» **Exercise goal**
Leaving out the pictures, retype all the material exactly.

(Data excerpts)

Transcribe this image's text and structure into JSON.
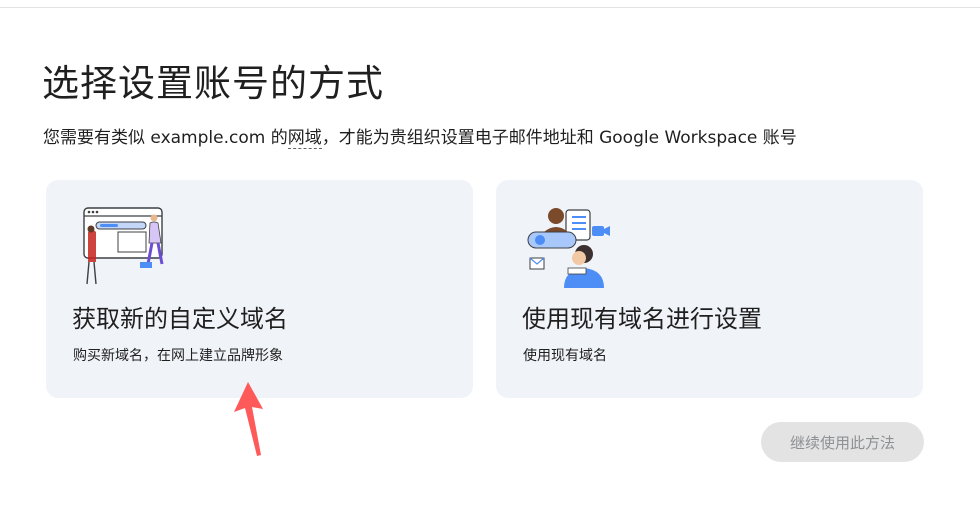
{
  "page": {
    "title": "选择设置账号的方式",
    "subtitle_prefix": "您需要有类似 example.com 的",
    "subtitle_term": "网域",
    "subtitle_suffix": "，才能为贵组织设置电子邮件地址和 Google Workspace 账号"
  },
  "options": [
    {
      "title": "获取新的自定义域名",
      "description": "购买新域名，在网上建立品牌形象",
      "illustration": "browser-domain-illustration"
    },
    {
      "title": "使用现有域名进行设置",
      "description": "使用现有域名",
      "illustration": "people-communication-illustration"
    }
  ],
  "actions": {
    "continue_label": "继续使用此方法",
    "continue_enabled": false
  },
  "annotation": {
    "arrow_color": "#ff5a5a"
  },
  "colors": {
    "card_bg": "#f0f3f8",
    "accent_blue": "#4c8df6",
    "button_disabled_bg": "#e3e3e3",
    "button_disabled_text": "#8e9194"
  }
}
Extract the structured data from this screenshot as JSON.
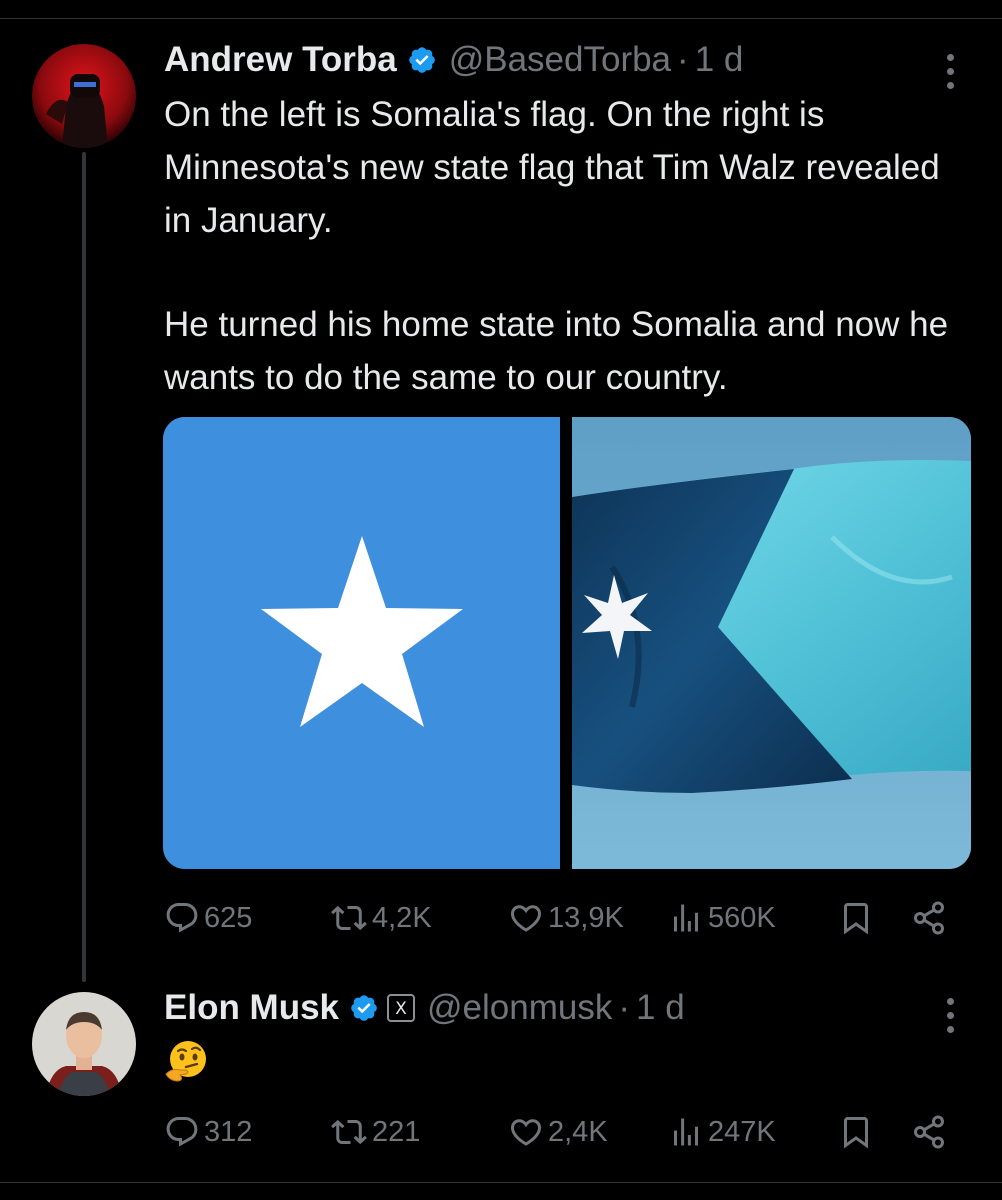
{
  "tweets": [
    {
      "author": {
        "name": "Andrew Torba",
        "handle": "@BasedTorba",
        "verified": true
      },
      "time": "1 d",
      "text_paragraphs": [
        "On the left is Somalia's flag. On the right is Minnesota's new state flag that Tim Walz revealed in January.",
        "He turned his home state into Somalia and now he wants to do the same to our country."
      ],
      "media": [
        {
          "description_icon": "somalia-flag",
          "colors": {
            "field": "#3e8fde",
            "star": "#ffffff"
          }
        },
        {
          "description_icon": "minnesota-flag",
          "colors": {
            "dark": "#0e3b63",
            "light": "#56c1d6",
            "star": "#ffffff"
          }
        }
      ],
      "stats": {
        "replies": "625",
        "reposts": "4,2K",
        "likes": "13,9K",
        "views": "560K"
      }
    },
    {
      "author": {
        "name": "Elon Musk",
        "handle": "@elonmusk",
        "verified": true,
        "affiliate_badge": "X"
      },
      "time": "1 d",
      "text_emoji": "thinking-face",
      "stats": {
        "replies": "312",
        "reposts": "221",
        "likes": "2,4K",
        "views": "247K"
      }
    }
  ],
  "colors": {
    "background": "#000000",
    "text": "#e7e9ea",
    "muted": "#71767b",
    "verified": "#1d9bf0"
  },
  "icons": [
    "reply-icon",
    "repost-icon",
    "like-icon",
    "views-icon",
    "bookmark-icon",
    "share-icon",
    "more-icon",
    "verified-badge-icon"
  ]
}
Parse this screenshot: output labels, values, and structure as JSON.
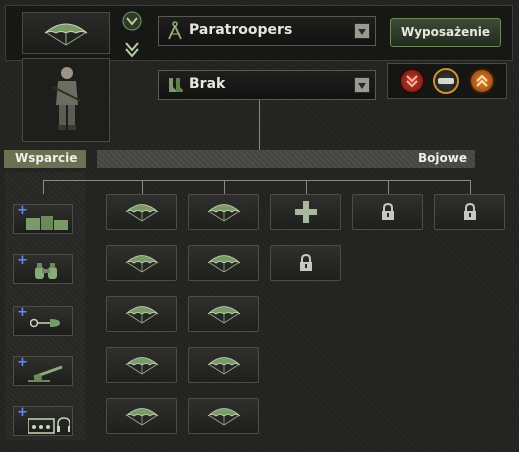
{
  "header": {
    "unit_icon": "parachute-icon",
    "template_name": "Paratroopers",
    "equipment_button": "Wyposażenie",
    "subunit_name": "Brak"
  },
  "sections": {
    "support_label": "Wsparcie",
    "combat_label": "Bojowe"
  },
  "support_slots": [
    {
      "icon": "engineer-crates-icon"
    },
    {
      "icon": "binoculars-recon-icon"
    },
    {
      "icon": "military-police-icon"
    },
    {
      "icon": "artillery-gun-icon"
    },
    {
      "icon": "radio-signal-icon"
    }
  ],
  "combat_columns": [
    [
      "parachute",
      "parachute",
      "parachute",
      "parachute",
      "parachute"
    ],
    [
      "parachute",
      "parachute",
      "parachute",
      "parachute",
      "parachute"
    ],
    [
      "add",
      "locked"
    ],
    [
      "locked"
    ],
    [
      "locked"
    ]
  ],
  "colors": {
    "accent_green": "#7a9a6a",
    "support_bar": "#6b7254",
    "plus_blue": "#5d8cff"
  }
}
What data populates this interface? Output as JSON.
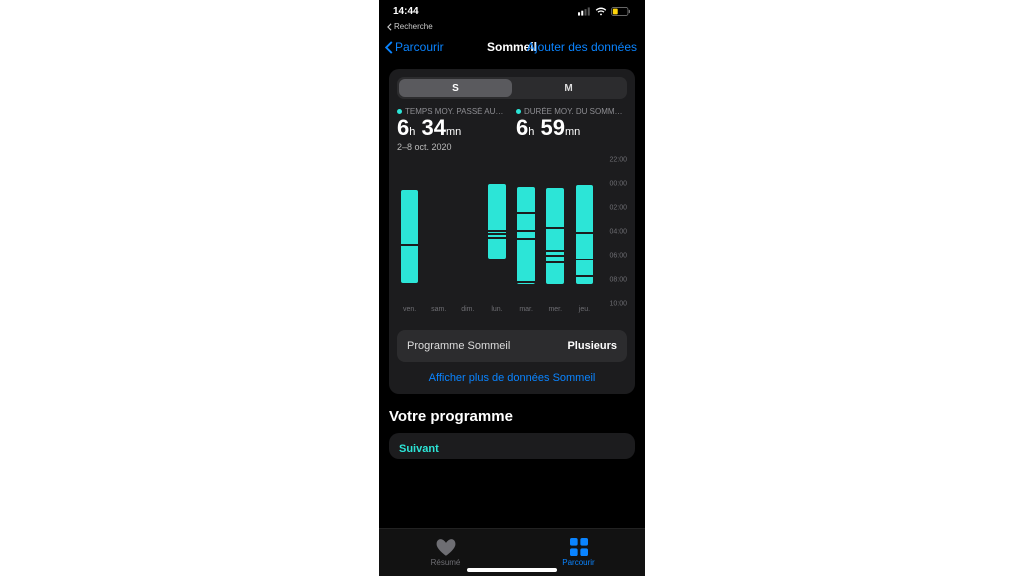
{
  "status": {
    "time": "14:44",
    "breadcrumb": "Recherche"
  },
  "nav": {
    "back": "Parcourir",
    "title": "Sommeil",
    "action": "Ajouter des données"
  },
  "segmented": {
    "options": [
      "S",
      "M"
    ],
    "selected": 0
  },
  "metrics": [
    {
      "label": "TEMPS MOY. PASSÉ AU…",
      "h": "6",
      "m": "34"
    },
    {
      "label": "DURÉE MOY. DU SOMM…",
      "h": "6",
      "m": "59"
    }
  ],
  "units": {
    "h": "h",
    "m": "mn"
  },
  "date_range": "2–8 oct. 2020",
  "chart_data": {
    "type": "bar",
    "y_axis_hours": [
      22,
      0,
      2,
      4,
      6,
      8,
      10
    ],
    "y_labels": [
      "22:00",
      "00:00",
      "02:00",
      "04:00",
      "06:00",
      "08:00",
      "10:00"
    ],
    "categories": [
      "ven.",
      "sam.",
      "dim.",
      "lun.",
      "mar.",
      "mer.",
      "jeu."
    ],
    "series": [
      {
        "name": "Sommeil",
        "note": "start/end given as hours on 22–10 scale; gaps are awake segments in hours",
        "bars": [
          {
            "day": "ven.",
            "start": 0.5,
            "end": 8.2,
            "gaps": [
              [
                5.0,
                5.1
              ]
            ]
          },
          {
            "day": "sam.",
            "start": null,
            "end": null,
            "gaps": []
          },
          {
            "day": "dim.",
            "start": null,
            "end": null,
            "gaps": []
          },
          {
            "day": "lun.",
            "start": 0.0,
            "end": 6.2,
            "gaps": [
              [
                3.8,
                3.95
              ],
              [
                4.1,
                4.2
              ],
              [
                4.4,
                4.5
              ]
            ]
          },
          {
            "day": "mar.",
            "start": 0.2,
            "end": 8.3,
            "gaps": [
              [
                2.3,
                2.4
              ],
              [
                3.8,
                4.0
              ],
              [
                4.5,
                4.6
              ],
              [
                8.05,
                8.15
              ]
            ]
          },
          {
            "day": "mer.",
            "start": 0.3,
            "end": 8.3,
            "gaps": [
              [
                3.6,
                3.7
              ],
              [
                5.5,
                5.65
              ],
              [
                5.9,
                6.05
              ],
              [
                6.4,
                6.5
              ]
            ]
          },
          {
            "day": "jeu.",
            "start": 0.1,
            "end": 8.3,
            "gaps": [
              [
                4.0,
                4.15
              ],
              [
                6.2,
                6.35
              ],
              [
                7.55,
                7.7
              ]
            ]
          }
        ]
      }
    ]
  },
  "program_row": {
    "label": "Programme Sommeil",
    "value": "Plusieurs"
  },
  "more_link": "Afficher plus de données Sommeil",
  "section_title": "Votre programme",
  "next_label": "Suivant",
  "tabs": [
    {
      "label": "Résumé",
      "active": false
    },
    {
      "label": "Parcourir",
      "active": true
    }
  ]
}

» **Response to the exercise**
Transcribe this image's text and structure into JSON.
{
  "page": {
    "title": "选择设置账号的方式",
    "subtitle_prefix": "您需要有类似 example.com 的",
    "subtitle_term": "网域",
    "subtitle_suffix": "，才能为贵组织设置电子邮件地址和 Google Workspace 账号"
  },
  "options": [
    {
      "title": "获取新的自定义域名",
      "description": "购买新域名，在网上建立品牌形象",
      "illustration": "browser-domain-illustration"
    },
    {
      "title": "使用现有域名进行设置",
      "description": "使用现有域名",
      "illustration": "people-communication-illustration"
    }
  ],
  "actions": {
    "continue_label": "继续使用此方法",
    "continue_enabled": false
  },
  "annotation": {
    "arrow_color": "#ff5a5a"
  },
  "colors": {
    "card_bg": "#f0f3f8",
    "accent_blue": "#4c8df6",
    "button_disabled_bg": "#e3e3e3",
    "button_disabled_text": "#8e9194"
  }
}
Extract the structured data from this screenshot as JSON.
{
  "tweets": [
    {
      "author": {
        "name": "Andrew Torba",
        "handle": "@BasedTorba",
        "verified": true
      },
      "time": "1 d",
      "text_paragraphs": [
        "On the left is Somalia's flag. On the right is Minnesota's new state flag that Tim Walz revealed in January.",
        "He turned his home state into Somalia and now he wants to do the same to our country."
      ],
      "media": [
        {
          "description_icon": "somalia-flag",
          "colors": {
            "field": "#3e8fde",
            "star": "#ffffff"
          }
        },
        {
          "description_icon": "minnesota-flag",
          "colors": {
            "dark": "#0e3b63",
            "light": "#56c1d6",
            "star": "#ffffff"
          }
        }
      ],
      "stats": {
        "replies": "625",
        "reposts": "4,2K",
        "likes": "13,9K",
        "views": "560K"
      }
    },
    {
      "author": {
        "name": "Elon Musk",
        "handle": "@elonmusk",
        "verified": true,
        "affiliate_badge": "X"
      },
      "time": "1 d",
      "text_emoji": "thinking-face",
      "stats": {
        "replies": "312",
        "reposts": "221",
        "likes": "2,4K",
        "views": "247K"
      }
    }
  ],
  "colors": {
    "background": "#000000",
    "text": "#e7e9ea",
    "muted": "#71767b",
    "verified": "#1d9bf0"
  },
  "icons": [
    "reply-icon",
    "repost-icon",
    "like-icon",
    "views-icon",
    "bookmark-icon",
    "share-icon",
    "more-icon",
    "verified-badge-icon"
  ]
}
Parse this screenshot: output labels, values, and structure as JSON.
{
  "header": {
    "unit_icon": "parachute-icon",
    "template_name": "Paratroopers",
    "equipment_button": "Wyposażenie",
    "subunit_name": "Brak"
  },
  "sections": {
    "support_label": "Wsparcie",
    "combat_label": "Bojowe"
  },
  "support_slots": [
    {
      "icon": "engineer-crates-icon"
    },
    {
      "icon": "binoculars-recon-icon"
    },
    {
      "icon": "military-police-icon"
    },
    {
      "icon": "artillery-gun-icon"
    },
    {
      "icon": "radio-signal-icon"
    }
  ],
  "combat_columns": [
    [
      "parachute",
      "parachute",
      "parachute",
      "parachute",
      "parachute"
    ],
    [
      "parachute",
      "parachute",
      "parachute",
      "parachute",
      "parachute"
    ],
    [
      "add",
      "locked"
    ],
    [
      "locked"
    ],
    [
      "locked"
    ]
  ],
  "colors": {
    "accent_green": "#7a9a6a",
    "support_bar": "#6b7254",
    "plus_blue": "#5d8cff"
  }
}
What data populates this interface? Output as JSON.
{
  "status": {
    "time": "14:44",
    "breadcrumb": "Recherche"
  },
  "nav": {
    "back": "Parcourir",
    "title": "Sommeil",
    "action": "Ajouter des données"
  },
  "segmented": {
    "options": [
      "S",
      "M"
    ],
    "selected": 0
  },
  "metrics": [
    {
      "label": "TEMPS MOY. PASSÉ AU…",
      "h": "6",
      "m": "34"
    },
    {
      "label": "DURÉE MOY. DU SOMM…",
      "h": "6",
      "m": "59"
    }
  ],
  "units": {
    "h": "h",
    "m": "mn"
  },
  "date_range": "2–8 oct. 2020",
  "chart_data": {
    "type": "bar",
    "y_axis_hours": [
      22,
      0,
      2,
      4,
      6,
      8,
      10
    ],
    "y_labels": [
      "22:00",
      "00:00",
      "02:00",
      "04:00",
      "06:00",
      "08:00",
      "10:00"
    ],
    "categories": [
      "ven.",
      "sam.",
      "dim.",
      "lun.",
      "mar.",
      "mer.",
      "jeu."
    ],
    "series": [
      {
        "name": "Sommeil",
        "note": "start/end given as hours on 22–10 scale; gaps are awake segments in hours",
        "bars": [
          {
            "day": "ven.",
            "start": 0.5,
            "end": 8.2,
            "gaps": [
              [
                5.0,
                5.1
              ]
            ]
          },
          {
            "day": "sam.",
            "start": null,
            "end": null,
            "gaps": []
          },
          {
            "day": "dim.",
            "start": null,
            "end": null,
            "gaps": []
          },
          {
            "day": "lun.",
            "start": 0.0,
            "end": 6.2,
            "gaps": [
              [
                3.8,
                3.95
              ],
              [
                4.1,
                4.2
              ],
              [
                4.4,
                4.5
              ]
            ]
          },
          {
            "day": "mar.",
            "start": 0.2,
            "end": 8.3,
            "gaps": [
              [
                2.3,
                2.4
              ],
              [
                3.8,
                4.0
              ],
              [
                4.5,
                4.6
              ],
              [
                8.05,
                8.15
              ]
            ]
          },
          {
            "day": "mer.",
            "start": 0.3,
            "end": 8.3,
            "gaps": [
              [
                3.6,
                3.7
              ],
              [
                5.5,
                5.65
              ],
              [
                5.9,
                6.05
              ],
              [
                6.4,
                6.5
              ]
            ]
          },
          {
            "day": "jeu.",
            "start": 0.1,
            "end": 8.3,
            "gaps": [
              [
                4.0,
                4.15
              ],
              [
                6.2,
                6.35
              ],
              [
                7.55,
                7.7
              ]
            ]
          }
        ]
      }
    ]
  },
  "program_row": {
    "label": "Programme Sommeil",
    "value": "Plusieurs"
  },
  "more_link": "Afficher plus de données Sommeil",
  "section_title": "Votre programme",
  "next_label": "Suivant",
  "tabs": [
    {
      "label": "Résumé",
      "active": false
    },
    {
      "label": "Parcourir",
      "active": true
    }
  ]
}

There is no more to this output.